#### [Problem]
Gather each line of the records where "obligations" appears.

#### [Records for this task]
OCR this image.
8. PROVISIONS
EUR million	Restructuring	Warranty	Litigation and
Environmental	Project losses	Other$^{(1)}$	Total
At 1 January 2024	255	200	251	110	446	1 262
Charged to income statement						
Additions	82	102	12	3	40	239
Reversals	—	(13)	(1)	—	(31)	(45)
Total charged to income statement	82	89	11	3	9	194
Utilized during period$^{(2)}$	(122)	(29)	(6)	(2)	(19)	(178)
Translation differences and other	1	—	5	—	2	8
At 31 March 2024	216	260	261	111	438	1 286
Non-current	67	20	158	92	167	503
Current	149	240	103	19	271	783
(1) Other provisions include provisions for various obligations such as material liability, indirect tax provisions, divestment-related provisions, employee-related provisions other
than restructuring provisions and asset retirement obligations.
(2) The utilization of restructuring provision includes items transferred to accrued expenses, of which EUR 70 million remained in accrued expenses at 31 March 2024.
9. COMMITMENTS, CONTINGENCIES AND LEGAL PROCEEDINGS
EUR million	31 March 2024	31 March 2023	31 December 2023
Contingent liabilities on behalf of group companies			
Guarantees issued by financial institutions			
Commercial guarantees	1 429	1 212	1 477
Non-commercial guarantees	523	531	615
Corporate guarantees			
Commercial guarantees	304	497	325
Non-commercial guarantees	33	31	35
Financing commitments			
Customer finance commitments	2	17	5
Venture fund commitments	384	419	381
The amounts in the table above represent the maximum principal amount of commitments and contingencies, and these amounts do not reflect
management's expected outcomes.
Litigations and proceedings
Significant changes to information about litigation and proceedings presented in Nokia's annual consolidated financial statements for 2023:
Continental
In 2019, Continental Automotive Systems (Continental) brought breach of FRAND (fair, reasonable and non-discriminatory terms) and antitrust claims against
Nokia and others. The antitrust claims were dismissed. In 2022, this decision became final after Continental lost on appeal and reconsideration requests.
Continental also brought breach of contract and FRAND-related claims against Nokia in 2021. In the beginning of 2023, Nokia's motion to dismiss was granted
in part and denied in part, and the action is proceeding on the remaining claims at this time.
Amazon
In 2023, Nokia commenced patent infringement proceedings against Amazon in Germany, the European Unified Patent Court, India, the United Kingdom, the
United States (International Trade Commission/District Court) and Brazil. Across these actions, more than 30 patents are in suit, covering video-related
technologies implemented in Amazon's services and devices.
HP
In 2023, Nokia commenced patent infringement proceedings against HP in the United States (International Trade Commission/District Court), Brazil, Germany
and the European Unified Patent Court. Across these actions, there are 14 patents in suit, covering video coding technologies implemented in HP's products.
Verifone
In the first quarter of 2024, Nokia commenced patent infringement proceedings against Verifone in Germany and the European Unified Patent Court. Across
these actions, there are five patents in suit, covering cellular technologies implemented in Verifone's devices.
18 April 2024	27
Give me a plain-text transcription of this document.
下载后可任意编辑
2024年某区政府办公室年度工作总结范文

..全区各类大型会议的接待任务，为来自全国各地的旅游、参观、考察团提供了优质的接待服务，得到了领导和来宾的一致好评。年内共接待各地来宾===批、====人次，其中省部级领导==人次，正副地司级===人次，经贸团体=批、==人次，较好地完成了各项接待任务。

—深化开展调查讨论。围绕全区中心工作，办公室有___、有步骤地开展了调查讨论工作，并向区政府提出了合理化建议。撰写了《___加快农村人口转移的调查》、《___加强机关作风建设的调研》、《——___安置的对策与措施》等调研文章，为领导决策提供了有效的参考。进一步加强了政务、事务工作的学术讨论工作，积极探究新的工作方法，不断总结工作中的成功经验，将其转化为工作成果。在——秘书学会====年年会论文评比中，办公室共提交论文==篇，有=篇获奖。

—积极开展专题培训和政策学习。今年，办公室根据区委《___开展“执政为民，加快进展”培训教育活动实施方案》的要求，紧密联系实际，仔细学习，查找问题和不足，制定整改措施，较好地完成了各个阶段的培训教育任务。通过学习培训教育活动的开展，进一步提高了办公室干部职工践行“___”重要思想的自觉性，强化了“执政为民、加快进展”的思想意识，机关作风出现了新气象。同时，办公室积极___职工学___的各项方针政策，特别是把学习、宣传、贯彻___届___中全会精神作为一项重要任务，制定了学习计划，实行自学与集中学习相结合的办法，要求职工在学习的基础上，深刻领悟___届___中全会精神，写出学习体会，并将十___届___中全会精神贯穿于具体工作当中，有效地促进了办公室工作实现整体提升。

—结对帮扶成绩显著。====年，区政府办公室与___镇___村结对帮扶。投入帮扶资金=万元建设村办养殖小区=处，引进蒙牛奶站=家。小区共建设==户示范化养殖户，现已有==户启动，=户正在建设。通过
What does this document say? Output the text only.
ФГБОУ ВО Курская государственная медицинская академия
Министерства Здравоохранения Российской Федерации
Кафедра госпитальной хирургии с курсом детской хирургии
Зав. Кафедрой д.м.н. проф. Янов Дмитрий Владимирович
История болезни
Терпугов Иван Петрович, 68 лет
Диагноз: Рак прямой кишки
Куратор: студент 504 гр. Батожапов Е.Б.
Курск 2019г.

#### [Result of the task]
(1) Other provisions include provisions for various obligations such as material liability, indirect tax provisions, divestment-related provisions, employee-related provisions other
than restructuring provisions and asset retirement obligations.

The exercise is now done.